### Task prompt
Without including any pictures, write out the listing below exactly.

Stored data
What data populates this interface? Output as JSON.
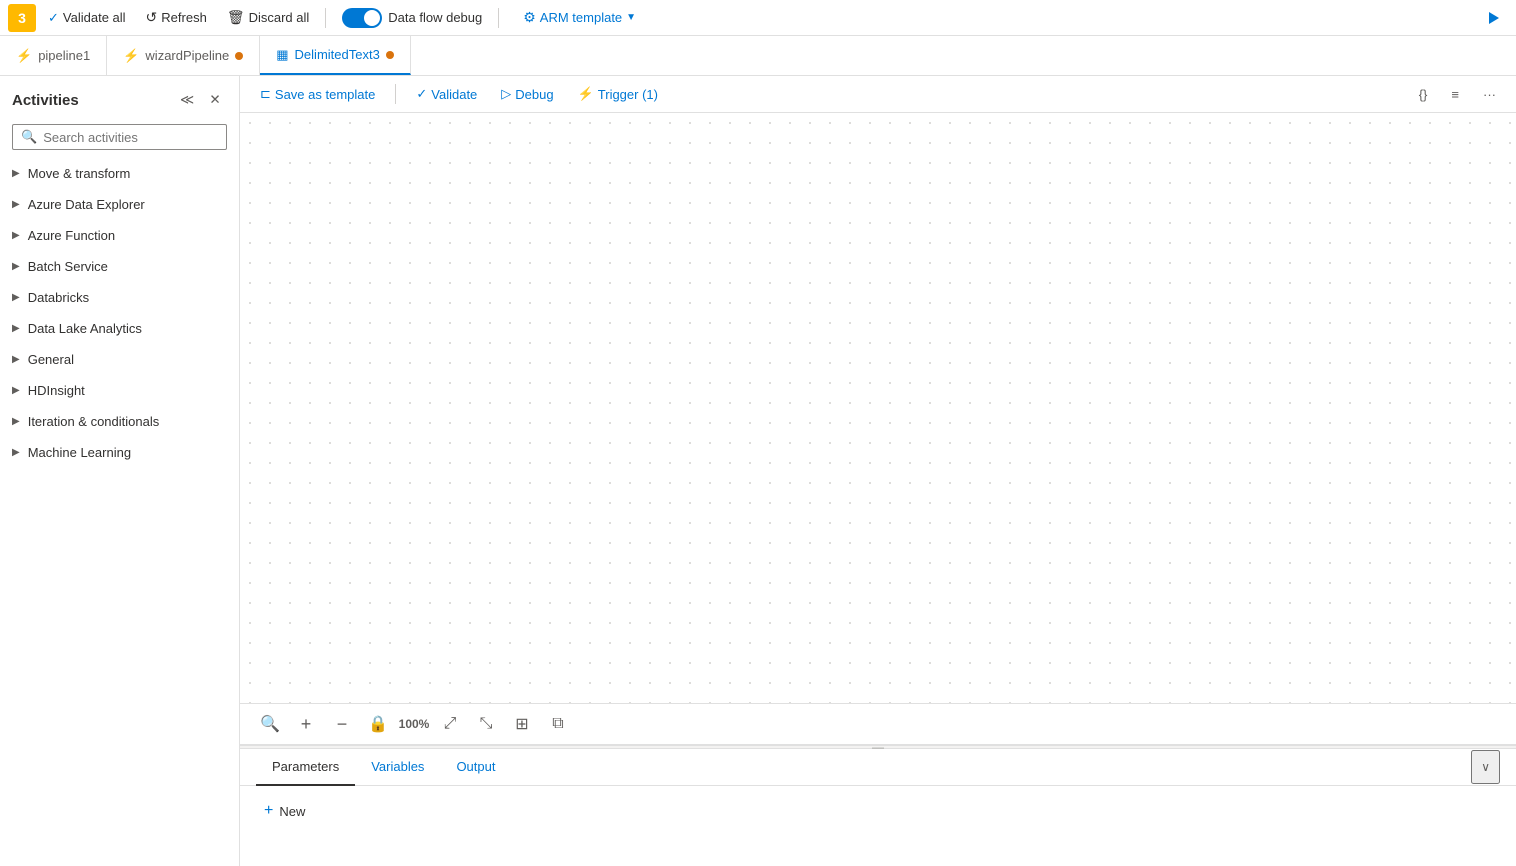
{
  "topToolbar": {
    "validateAll": "Validate all",
    "refresh": "Refresh",
    "discard": "Discard all",
    "dataFlowDebug": "Data flow debug",
    "armTemplate": "ARM template",
    "runIcon": "▶"
  },
  "tabs": [
    {
      "id": "pipeline1",
      "label": "pipeline1",
      "icon": "⚡",
      "active": false,
      "dot": false
    },
    {
      "id": "wizardPipeline",
      "label": "wizardPipeline",
      "icon": "⚡",
      "active": false,
      "dot": true
    },
    {
      "id": "DelimitedText3",
      "label": "DelimitedText3",
      "icon": "▦",
      "active": true,
      "dot": true
    }
  ],
  "sidebar": {
    "title": "Activities",
    "searchPlaceholder": "Search activities",
    "items": [
      {
        "label": "Move & transform"
      },
      {
        "label": "Azure Data Explorer"
      },
      {
        "label": "Azure Function"
      },
      {
        "label": "Batch Service"
      },
      {
        "label": "Databricks"
      },
      {
        "label": "Data Lake Analytics"
      },
      {
        "label": "General"
      },
      {
        "label": "HDInsight"
      },
      {
        "label": "Iteration & conditionals"
      },
      {
        "label": "Machine Learning"
      }
    ]
  },
  "pipelineToolbar": {
    "saveAsTemplate": "Save as template",
    "validate": "Validate",
    "debug": "Debug",
    "trigger": "Trigger (1)"
  },
  "canvasToolbar": {
    "search": "🔍",
    "add": "+",
    "remove": "−",
    "lock": "🔒",
    "zoom100": "⊡",
    "fitPage": "⤢",
    "fitSelection": "⤡",
    "autoLayout": "⊞",
    "miniMap": "⧉"
  },
  "bottomPanel": {
    "tabs": [
      {
        "label": "Parameters",
        "active": true
      },
      {
        "label": "Variables",
        "active": false
      },
      {
        "label": "Output",
        "active": false
      }
    ],
    "newLabel": "New"
  }
}
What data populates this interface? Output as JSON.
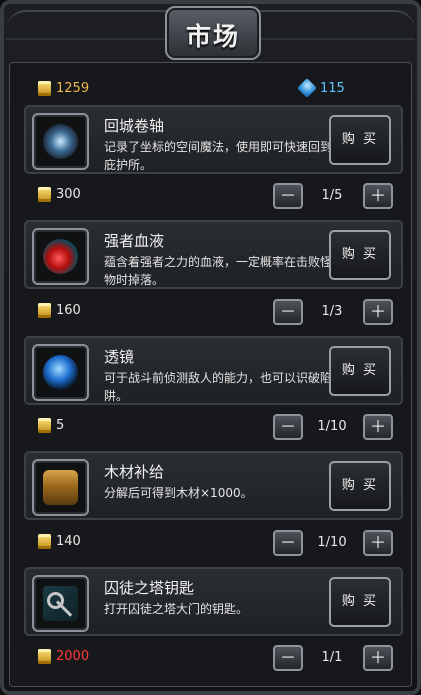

### Full solution
What data populates this interface? Output as JSON.
{
  "topToolbar": {
    "validateAll": "Validate all",
    "refresh": "Refresh",
    "discard": "Discard all",
    "dataFlowDebug": "Data flow debug",
    "armTemplate": "ARM template",
    "runIcon": "▶"
  },
  "tabs": [
    {
      "id": "pipeline1",
      "label": "pipeline1",
      "icon": "⚡",
      "active": false,
      "dot": false
    },
    {
      "id": "wizardPipeline",
      "label": "wizardPipeline",
      "icon": "⚡",
      "active": false,
      "dot": true
    },
    {
      "id": "DelimitedText3",
      "label": "DelimitedText3",
      "icon": "▦",
      "active": true,
      "dot": true
    }
  ],
  "sidebar": {
    "title": "Activities",
    "searchPlaceholder": "Search activities",
    "items": [
      {
        "label": "Move & transform"
      },
      {
        "label": "Azure Data Explorer"
      },
      {
        "label": "Azure Function"
      },
      {
        "label": "Batch Service"
      },
      {
        "label": "Databricks"
      },
      {
        "label": "Data Lake Analytics"
      },
      {
        "label": "General"
      },
      {
        "label": "HDInsight"
      },
      {
        "label": "Iteration & conditionals"
      },
      {
        "label": "Machine Learning"
      }
    ]
  },
  "pipelineToolbar": {
    "saveAsTemplate": "Save as template",
    "validate": "Validate",
    "debug": "Debug",
    "trigger": "Trigger (1)"
  },
  "canvasToolbar": {
    "search": "🔍",
    "add": "+",
    "remove": "−",
    "lock": "🔒",
    "zoom100": "⊡",
    "fitPage": "⤢",
    "fitSelection": "⤡",
    "autoLayout": "⊞",
    "miniMap": "⧉"
  },
  "bottomPanel": {
    "tabs": [
      {
        "label": "Parameters",
        "active": true
      },
      {
        "label": "Variables",
        "active": false
      },
      {
        "label": "Output",
        "active": false
      }
    ],
    "newLabel": "New"
  }
}
What data populates this interface? Output as JSON.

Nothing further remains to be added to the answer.